Each line that contains the string "subtitle" counts once; report how many such lines appear in the data, as a number only.

▸ Records provided
━━━━━━━━━━━━━━━━━━━━━━━━━━━━━━

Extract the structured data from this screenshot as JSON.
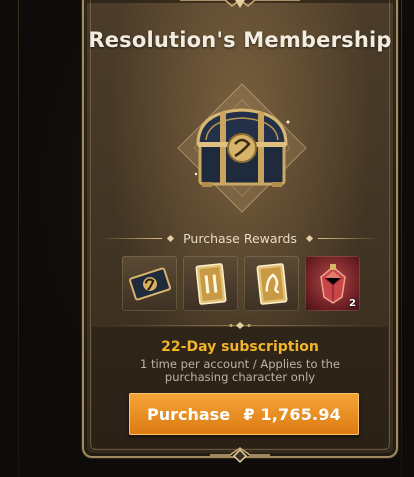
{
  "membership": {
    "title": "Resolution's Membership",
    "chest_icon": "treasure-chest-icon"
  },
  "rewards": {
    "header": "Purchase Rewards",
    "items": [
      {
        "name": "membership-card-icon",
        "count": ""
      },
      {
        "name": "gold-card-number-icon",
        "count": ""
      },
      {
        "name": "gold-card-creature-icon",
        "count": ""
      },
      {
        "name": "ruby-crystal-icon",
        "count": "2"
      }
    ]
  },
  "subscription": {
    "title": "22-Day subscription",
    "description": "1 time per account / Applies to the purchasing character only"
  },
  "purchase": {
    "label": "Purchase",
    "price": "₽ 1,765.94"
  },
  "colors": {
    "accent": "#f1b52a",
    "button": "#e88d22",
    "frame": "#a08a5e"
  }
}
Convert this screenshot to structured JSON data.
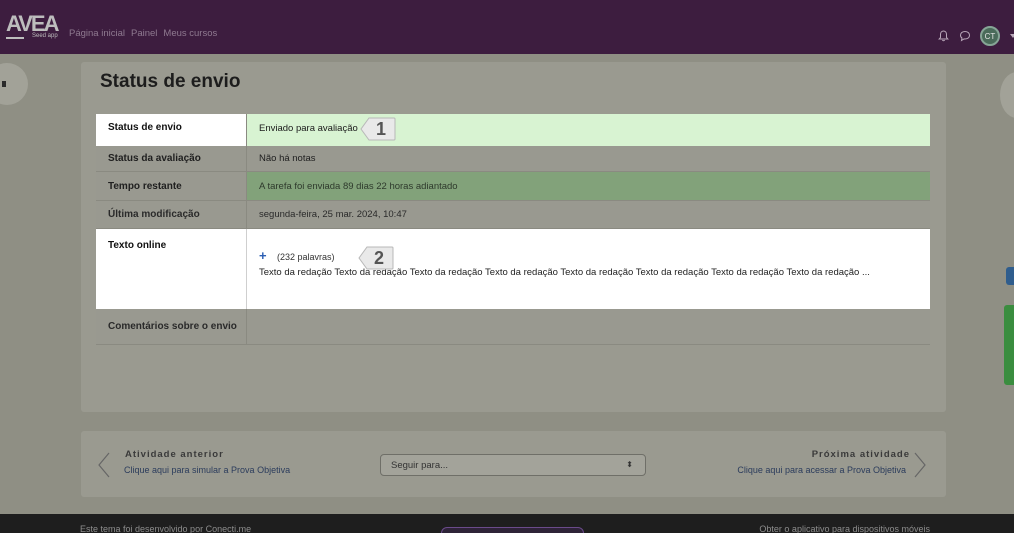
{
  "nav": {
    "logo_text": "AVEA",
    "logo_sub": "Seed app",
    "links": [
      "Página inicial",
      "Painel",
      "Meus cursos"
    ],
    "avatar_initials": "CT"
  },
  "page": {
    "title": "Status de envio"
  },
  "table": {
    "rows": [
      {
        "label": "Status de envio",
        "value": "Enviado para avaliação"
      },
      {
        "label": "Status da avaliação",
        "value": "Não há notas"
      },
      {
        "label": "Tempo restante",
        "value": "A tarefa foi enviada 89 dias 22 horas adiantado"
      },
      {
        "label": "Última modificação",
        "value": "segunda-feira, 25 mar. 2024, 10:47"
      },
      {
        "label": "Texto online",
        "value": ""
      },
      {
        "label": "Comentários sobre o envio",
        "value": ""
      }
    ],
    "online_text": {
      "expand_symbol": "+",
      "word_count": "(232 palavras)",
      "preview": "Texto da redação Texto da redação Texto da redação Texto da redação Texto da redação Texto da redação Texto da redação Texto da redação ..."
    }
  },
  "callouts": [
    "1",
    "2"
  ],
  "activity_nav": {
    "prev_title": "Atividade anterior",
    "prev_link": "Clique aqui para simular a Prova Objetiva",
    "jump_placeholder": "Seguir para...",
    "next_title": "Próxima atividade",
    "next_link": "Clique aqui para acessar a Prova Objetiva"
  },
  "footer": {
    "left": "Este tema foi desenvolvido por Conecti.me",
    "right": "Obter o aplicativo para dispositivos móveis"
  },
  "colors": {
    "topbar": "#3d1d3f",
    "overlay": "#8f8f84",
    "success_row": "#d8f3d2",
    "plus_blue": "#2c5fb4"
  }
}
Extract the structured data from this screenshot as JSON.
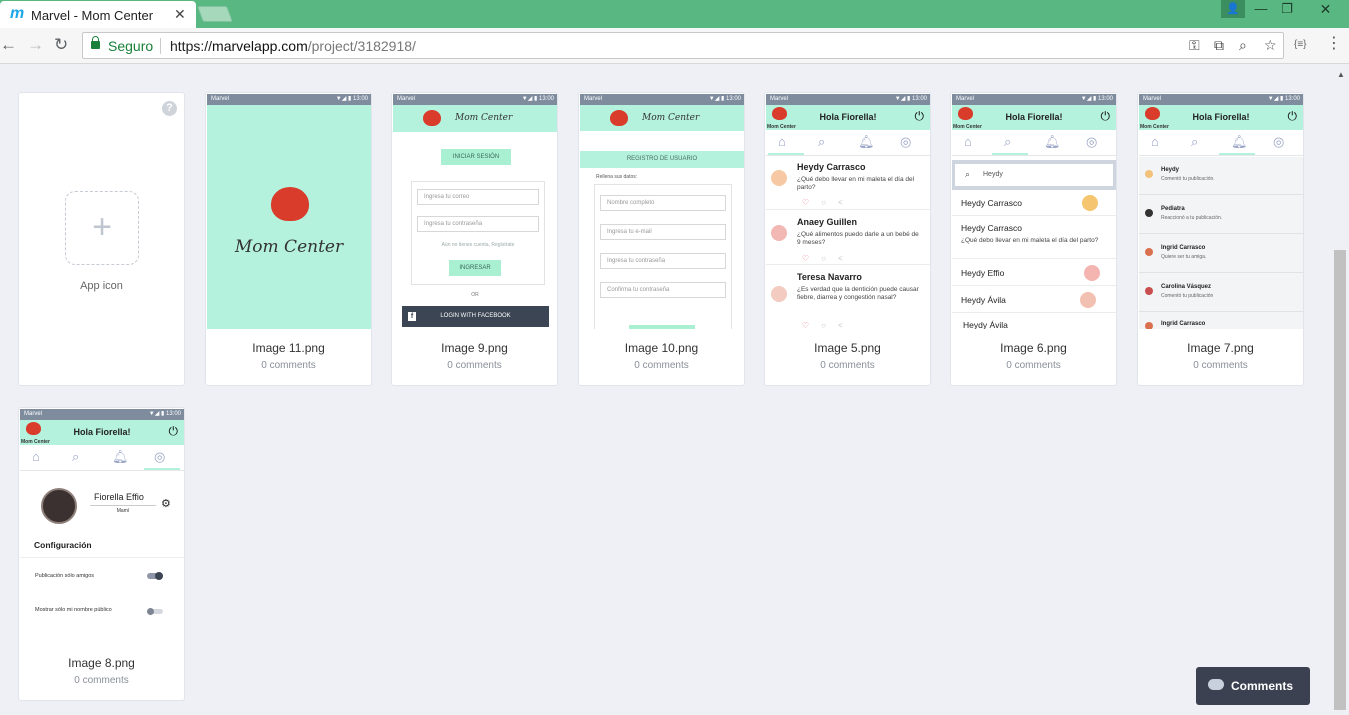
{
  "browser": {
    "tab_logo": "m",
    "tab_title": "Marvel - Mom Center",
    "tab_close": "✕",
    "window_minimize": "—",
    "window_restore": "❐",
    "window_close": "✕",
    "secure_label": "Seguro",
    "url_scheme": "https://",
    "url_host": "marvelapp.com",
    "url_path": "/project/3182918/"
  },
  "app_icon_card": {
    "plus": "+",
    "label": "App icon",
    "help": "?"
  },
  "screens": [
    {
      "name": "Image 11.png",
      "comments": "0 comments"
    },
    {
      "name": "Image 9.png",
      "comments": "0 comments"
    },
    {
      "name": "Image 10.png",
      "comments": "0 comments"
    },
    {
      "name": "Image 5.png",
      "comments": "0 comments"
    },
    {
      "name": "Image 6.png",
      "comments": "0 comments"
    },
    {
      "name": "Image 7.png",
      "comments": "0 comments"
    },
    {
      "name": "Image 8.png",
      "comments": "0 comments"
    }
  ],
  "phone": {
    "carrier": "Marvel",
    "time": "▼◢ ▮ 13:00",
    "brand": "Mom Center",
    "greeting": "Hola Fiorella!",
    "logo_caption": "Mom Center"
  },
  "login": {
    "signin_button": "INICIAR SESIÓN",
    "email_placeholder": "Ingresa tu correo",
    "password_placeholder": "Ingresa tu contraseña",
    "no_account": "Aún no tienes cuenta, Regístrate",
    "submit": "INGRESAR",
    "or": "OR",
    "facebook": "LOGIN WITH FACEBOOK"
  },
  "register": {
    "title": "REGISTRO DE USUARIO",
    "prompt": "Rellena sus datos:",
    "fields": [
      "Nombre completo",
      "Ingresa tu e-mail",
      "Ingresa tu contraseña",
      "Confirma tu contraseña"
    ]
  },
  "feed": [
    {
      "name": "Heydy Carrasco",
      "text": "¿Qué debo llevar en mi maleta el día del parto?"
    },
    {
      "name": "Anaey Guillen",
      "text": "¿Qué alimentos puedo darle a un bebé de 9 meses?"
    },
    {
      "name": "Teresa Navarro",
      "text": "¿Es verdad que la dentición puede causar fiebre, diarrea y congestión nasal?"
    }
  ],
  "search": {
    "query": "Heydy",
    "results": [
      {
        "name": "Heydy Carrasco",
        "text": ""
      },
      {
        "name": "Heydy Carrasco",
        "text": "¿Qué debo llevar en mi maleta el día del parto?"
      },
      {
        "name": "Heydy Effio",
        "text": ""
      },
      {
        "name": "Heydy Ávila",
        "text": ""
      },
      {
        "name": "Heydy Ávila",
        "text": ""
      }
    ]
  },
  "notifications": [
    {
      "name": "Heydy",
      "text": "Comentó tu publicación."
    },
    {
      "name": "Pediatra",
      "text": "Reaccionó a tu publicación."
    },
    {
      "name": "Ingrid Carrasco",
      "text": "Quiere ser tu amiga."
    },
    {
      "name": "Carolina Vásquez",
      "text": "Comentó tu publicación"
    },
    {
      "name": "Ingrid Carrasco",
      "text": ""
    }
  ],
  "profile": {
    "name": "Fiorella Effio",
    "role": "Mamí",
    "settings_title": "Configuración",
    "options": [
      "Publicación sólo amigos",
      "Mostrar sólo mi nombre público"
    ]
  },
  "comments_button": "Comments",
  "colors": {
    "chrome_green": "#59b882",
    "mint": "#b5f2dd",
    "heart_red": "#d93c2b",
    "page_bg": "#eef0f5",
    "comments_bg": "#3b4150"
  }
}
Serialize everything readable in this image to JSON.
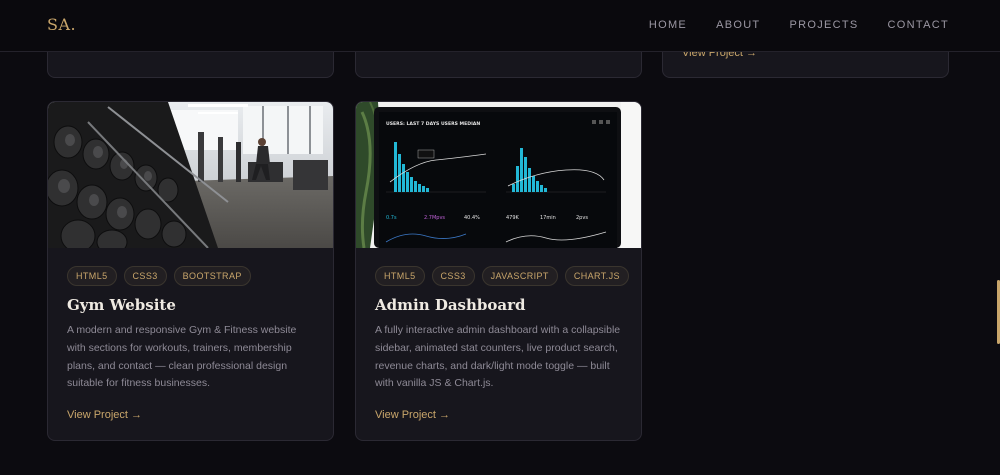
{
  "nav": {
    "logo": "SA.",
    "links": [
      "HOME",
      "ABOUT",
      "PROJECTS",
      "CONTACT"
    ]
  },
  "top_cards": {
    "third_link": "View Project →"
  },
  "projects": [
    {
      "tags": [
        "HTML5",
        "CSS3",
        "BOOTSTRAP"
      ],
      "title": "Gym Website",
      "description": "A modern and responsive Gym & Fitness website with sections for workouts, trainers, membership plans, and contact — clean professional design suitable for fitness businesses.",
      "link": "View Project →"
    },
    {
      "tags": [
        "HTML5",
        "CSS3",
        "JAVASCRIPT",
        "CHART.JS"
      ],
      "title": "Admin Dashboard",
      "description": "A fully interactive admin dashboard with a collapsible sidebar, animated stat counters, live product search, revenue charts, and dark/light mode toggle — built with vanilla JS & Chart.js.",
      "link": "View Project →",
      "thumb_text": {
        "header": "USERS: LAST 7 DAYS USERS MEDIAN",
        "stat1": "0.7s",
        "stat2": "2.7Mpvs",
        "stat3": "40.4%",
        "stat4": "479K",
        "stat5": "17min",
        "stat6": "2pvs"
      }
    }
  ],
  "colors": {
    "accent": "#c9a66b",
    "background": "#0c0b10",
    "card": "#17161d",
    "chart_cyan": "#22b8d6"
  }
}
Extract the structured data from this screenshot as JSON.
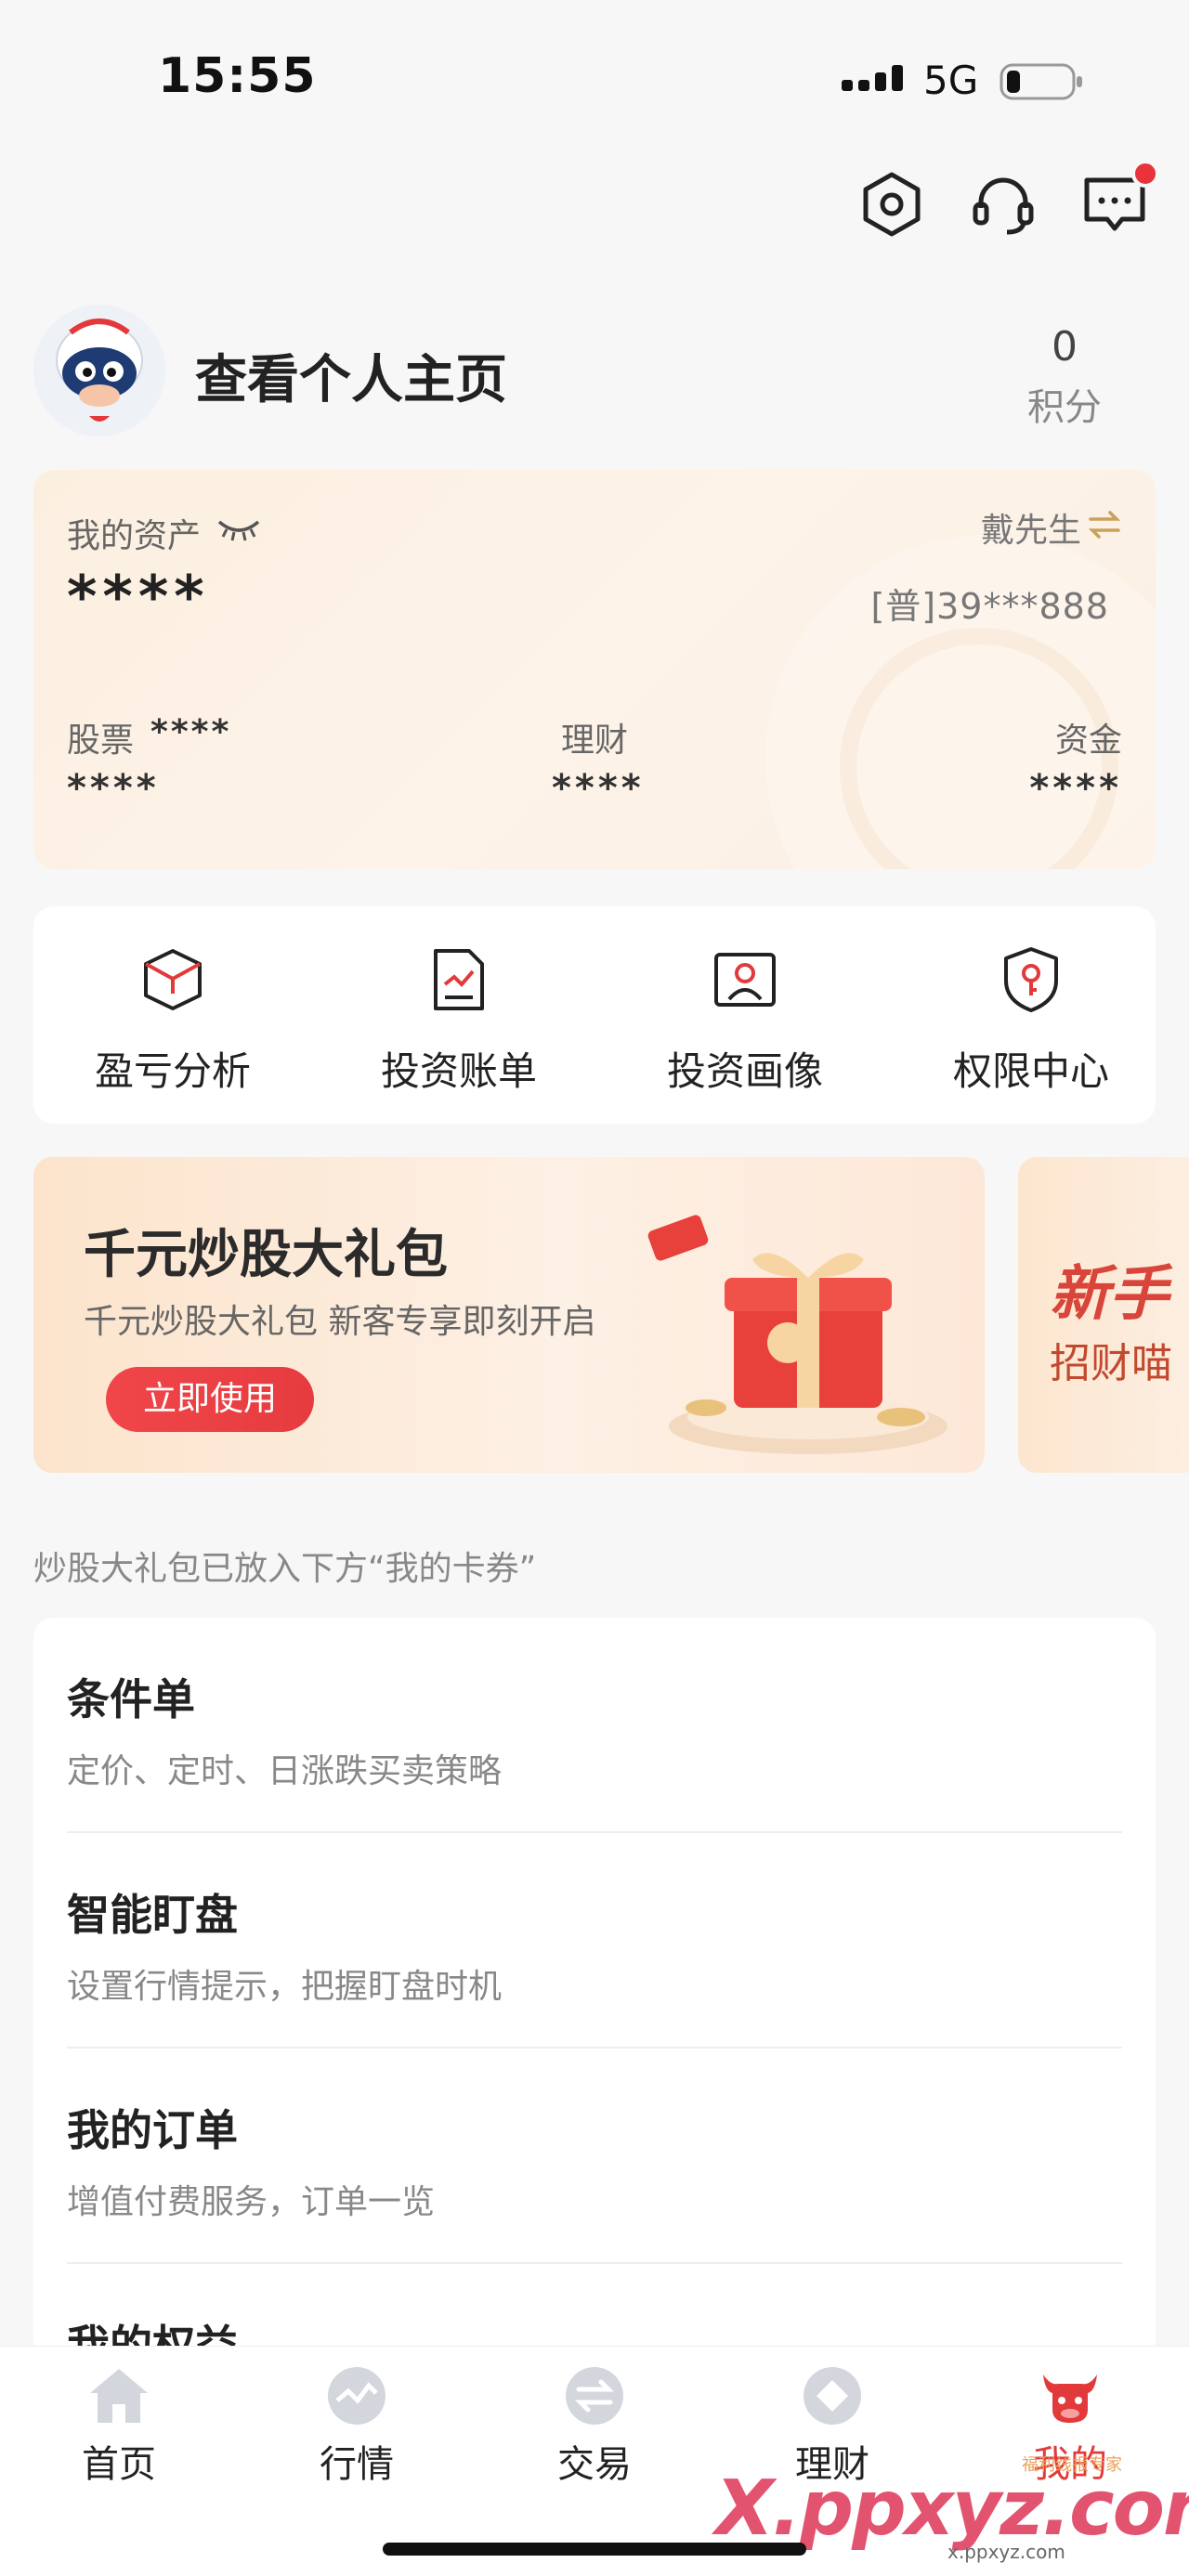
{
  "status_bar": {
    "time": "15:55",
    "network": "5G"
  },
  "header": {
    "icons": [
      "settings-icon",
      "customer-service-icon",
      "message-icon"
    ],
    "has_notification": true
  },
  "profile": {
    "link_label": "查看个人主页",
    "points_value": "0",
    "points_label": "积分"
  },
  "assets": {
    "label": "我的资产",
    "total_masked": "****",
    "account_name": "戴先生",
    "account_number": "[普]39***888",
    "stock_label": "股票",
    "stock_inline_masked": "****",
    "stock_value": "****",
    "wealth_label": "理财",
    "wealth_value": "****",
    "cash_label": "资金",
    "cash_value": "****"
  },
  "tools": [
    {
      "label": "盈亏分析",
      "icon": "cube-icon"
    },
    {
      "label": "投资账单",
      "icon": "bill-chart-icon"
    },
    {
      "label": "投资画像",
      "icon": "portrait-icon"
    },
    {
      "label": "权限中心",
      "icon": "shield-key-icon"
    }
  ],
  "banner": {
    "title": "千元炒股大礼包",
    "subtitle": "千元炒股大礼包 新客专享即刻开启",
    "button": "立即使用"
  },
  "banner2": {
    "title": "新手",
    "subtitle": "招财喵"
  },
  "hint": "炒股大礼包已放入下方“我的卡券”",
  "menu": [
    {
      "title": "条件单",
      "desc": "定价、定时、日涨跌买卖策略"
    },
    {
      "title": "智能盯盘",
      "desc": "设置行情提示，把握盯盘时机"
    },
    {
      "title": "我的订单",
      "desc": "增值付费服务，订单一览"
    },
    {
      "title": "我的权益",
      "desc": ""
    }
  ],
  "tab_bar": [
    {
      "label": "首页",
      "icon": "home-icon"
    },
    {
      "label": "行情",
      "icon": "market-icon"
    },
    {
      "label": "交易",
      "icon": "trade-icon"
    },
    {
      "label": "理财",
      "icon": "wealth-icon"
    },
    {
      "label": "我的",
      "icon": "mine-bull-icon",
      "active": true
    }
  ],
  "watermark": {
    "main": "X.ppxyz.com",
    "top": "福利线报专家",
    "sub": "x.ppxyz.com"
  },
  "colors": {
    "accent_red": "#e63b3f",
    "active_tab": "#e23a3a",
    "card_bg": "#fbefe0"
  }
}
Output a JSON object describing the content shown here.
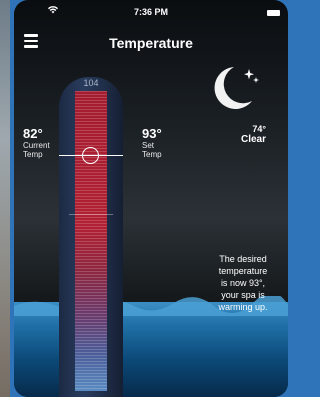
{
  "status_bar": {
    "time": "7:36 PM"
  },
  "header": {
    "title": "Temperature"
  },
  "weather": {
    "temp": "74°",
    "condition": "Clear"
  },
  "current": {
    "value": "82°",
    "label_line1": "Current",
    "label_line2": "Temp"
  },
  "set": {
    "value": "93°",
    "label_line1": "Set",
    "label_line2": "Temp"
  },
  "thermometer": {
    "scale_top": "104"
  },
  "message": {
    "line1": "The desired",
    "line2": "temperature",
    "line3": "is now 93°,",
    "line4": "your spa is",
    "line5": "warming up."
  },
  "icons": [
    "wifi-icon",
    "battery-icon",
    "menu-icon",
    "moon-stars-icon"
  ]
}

━━━━━━━━━━━━━━━━━━━━━━━━━━━━━━

▸ Answer in full
2